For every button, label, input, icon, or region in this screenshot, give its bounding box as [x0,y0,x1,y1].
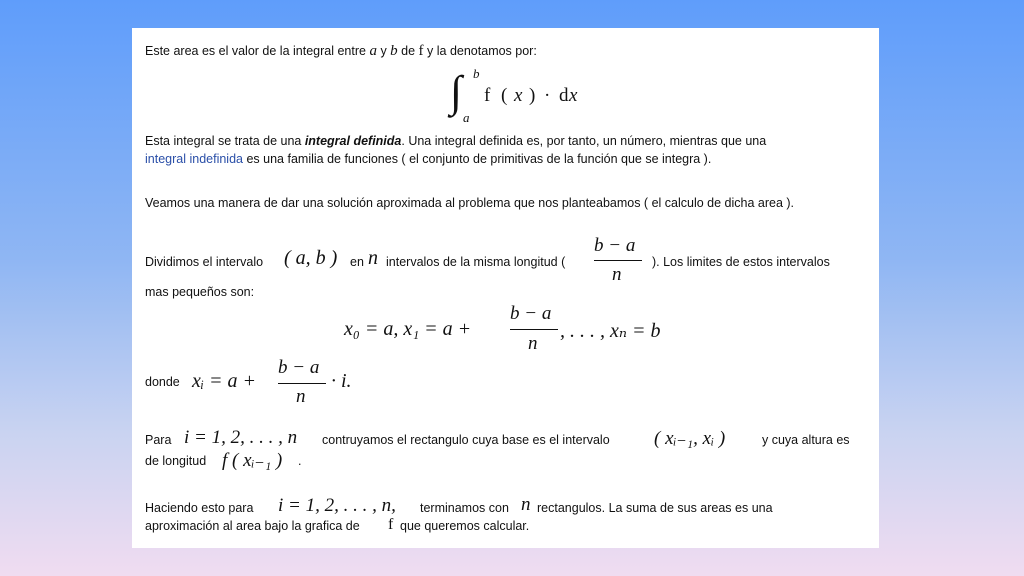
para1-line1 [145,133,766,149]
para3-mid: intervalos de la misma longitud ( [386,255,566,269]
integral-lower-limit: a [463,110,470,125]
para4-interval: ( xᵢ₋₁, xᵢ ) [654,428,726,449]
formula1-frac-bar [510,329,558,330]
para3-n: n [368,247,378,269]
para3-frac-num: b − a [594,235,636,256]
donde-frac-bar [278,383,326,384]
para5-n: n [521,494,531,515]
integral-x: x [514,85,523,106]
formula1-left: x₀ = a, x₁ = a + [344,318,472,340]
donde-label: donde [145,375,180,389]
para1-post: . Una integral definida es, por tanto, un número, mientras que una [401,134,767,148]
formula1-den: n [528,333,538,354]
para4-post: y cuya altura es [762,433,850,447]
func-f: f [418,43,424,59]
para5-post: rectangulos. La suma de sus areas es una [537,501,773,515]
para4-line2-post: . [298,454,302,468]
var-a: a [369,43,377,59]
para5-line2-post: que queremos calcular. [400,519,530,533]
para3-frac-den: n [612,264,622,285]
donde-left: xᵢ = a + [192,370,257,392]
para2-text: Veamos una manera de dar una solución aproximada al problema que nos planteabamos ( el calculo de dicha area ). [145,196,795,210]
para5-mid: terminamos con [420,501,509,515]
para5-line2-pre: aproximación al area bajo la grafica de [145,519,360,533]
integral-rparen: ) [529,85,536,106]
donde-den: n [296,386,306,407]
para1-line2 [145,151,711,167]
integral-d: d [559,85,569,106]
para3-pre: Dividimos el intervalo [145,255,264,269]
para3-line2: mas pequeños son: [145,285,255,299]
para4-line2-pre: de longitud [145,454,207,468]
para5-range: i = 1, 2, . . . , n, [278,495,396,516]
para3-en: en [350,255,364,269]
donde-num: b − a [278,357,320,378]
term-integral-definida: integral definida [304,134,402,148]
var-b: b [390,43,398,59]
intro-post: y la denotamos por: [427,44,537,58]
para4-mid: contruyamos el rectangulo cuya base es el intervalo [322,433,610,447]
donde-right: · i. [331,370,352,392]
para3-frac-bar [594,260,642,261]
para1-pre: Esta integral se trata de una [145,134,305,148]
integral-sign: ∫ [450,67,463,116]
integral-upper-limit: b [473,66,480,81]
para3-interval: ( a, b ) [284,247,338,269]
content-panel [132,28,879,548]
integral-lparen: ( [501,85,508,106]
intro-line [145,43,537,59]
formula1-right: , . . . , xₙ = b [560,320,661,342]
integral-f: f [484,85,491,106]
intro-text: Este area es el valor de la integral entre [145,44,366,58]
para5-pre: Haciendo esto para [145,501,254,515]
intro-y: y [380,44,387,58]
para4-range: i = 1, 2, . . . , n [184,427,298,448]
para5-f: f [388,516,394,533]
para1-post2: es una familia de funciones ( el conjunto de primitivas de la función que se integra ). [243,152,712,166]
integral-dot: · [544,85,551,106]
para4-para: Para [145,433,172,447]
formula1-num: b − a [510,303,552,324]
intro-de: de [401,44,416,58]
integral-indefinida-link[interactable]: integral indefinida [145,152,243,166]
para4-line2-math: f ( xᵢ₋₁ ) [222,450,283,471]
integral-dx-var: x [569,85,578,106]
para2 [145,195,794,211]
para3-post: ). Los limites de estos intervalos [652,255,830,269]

The task
Reproduce every line above without any change, leaving out the pictures.

Answer to the exercise
For every button, label, input, icon, or region in this screenshot, give its bounding box as [x0,y0,x1,y1].
para1-line1 [145,133,766,149]
para3-mid: intervalos de la misma longitud ( [386,255,566,269]
integral-lower-limit: a [463,110,470,125]
para4-interval: ( xᵢ₋₁, xᵢ ) [654,428,726,449]
formula1-frac-bar [510,329,558,330]
para3-n: n [368,247,378,269]
para3-frac-num: b − a [594,235,636,256]
donde-frac-bar [278,383,326,384]
para5-n: n [521,494,531,515]
integral-x: x [514,85,523,106]
formula1-left: x₀ = a, x₁ = a + [344,318,472,340]
donde-label: donde [145,375,180,389]
para1-post: . Una integral definida es, por tanto, un número, mientras que una [401,134,767,148]
formula1-den: n [528,333,538,354]
para4-post: y cuya altura es [762,433,850,447]
func-f: f [418,43,424,59]
para5-post: rectangulos. La suma de sus areas es una [537,501,773,515]
para4-line2-post: . [298,454,302,468]
var-a: a [369,43,377,59]
para5-line2-post: que queremos calcular. [400,519,530,533]
para3-frac-den: n [612,264,622,285]
donde-left: xᵢ = a + [192,370,257,392]
para2-text: Veamos una manera de dar una solución aproximada al problema que nos planteabamos ( el calculo de dicha area ). [145,196,795,210]
para5-mid: terminamos con [420,501,509,515]
para5-line2-pre: aproximación al area bajo la grafica de [145,519,360,533]
integral-rparen: ) [529,85,536,106]
donde-den: n [296,386,306,407]
para1-line2 [145,151,711,167]
integral-d: d [559,85,569,106]
para3-pre: Dividimos el intervalo [145,255,264,269]
para3-line2: mas pequeños son: [145,285,255,299]
para4-line2-pre: de longitud [145,454,207,468]
para5-range: i = 1, 2, . . . , n, [278,495,396,516]
para3-en: en [350,255,364,269]
donde-num: b − a [278,357,320,378]
term-integral-definida: integral definida [304,134,402,148]
var-b: b [390,43,398,59]
intro-post: y la denotamos por: [427,44,537,58]
para4-mid: contruyamos el rectangulo cuya base es el intervalo [322,433,610,447]
donde-right: · i. [331,370,352,392]
para3-frac-bar [594,260,642,261]
para1-pre: Esta integral se trata de una [145,134,305,148]
integral-sign: ∫ [450,67,463,116]
integral-upper-limit: b [473,66,480,81]
para3-interval: ( a, b ) [284,247,338,269]
content-panel [132,28,879,548]
integral-lparen: ( [501,85,508,106]
intro-line [145,43,537,59]
formula1-right: , . . . , xₙ = b [560,320,661,342]
integral-f: f [484,85,491,106]
intro-text: Este area es el valor de la integral entre [145,44,366,58]
para5-pre: Haciendo esto para [145,501,254,515]
intro-y: y [380,44,387,58]
para4-range: i = 1, 2, . . . , n [184,427,298,448]
para5-f: f [388,516,394,533]
para1-post2: es una familia de funciones ( el conjunto de primitivas de la función que se integra ). [243,152,712,166]
integral-dot: · [544,85,551,106]
para4-para: Para [145,433,172,447]
formula1-num: b − a [510,303,552,324]
intro-de: de [401,44,416,58]
integral-indefinida-link[interactable]: integral indefinida [145,152,243,166]
para4-line2-math: f ( xᵢ₋₁ ) [222,450,283,471]
integral-dx-var: x [569,85,578,106]
para2 [145,195,794,211]
para3-post: ). Los limites de estos intervalos [652,255,830,269]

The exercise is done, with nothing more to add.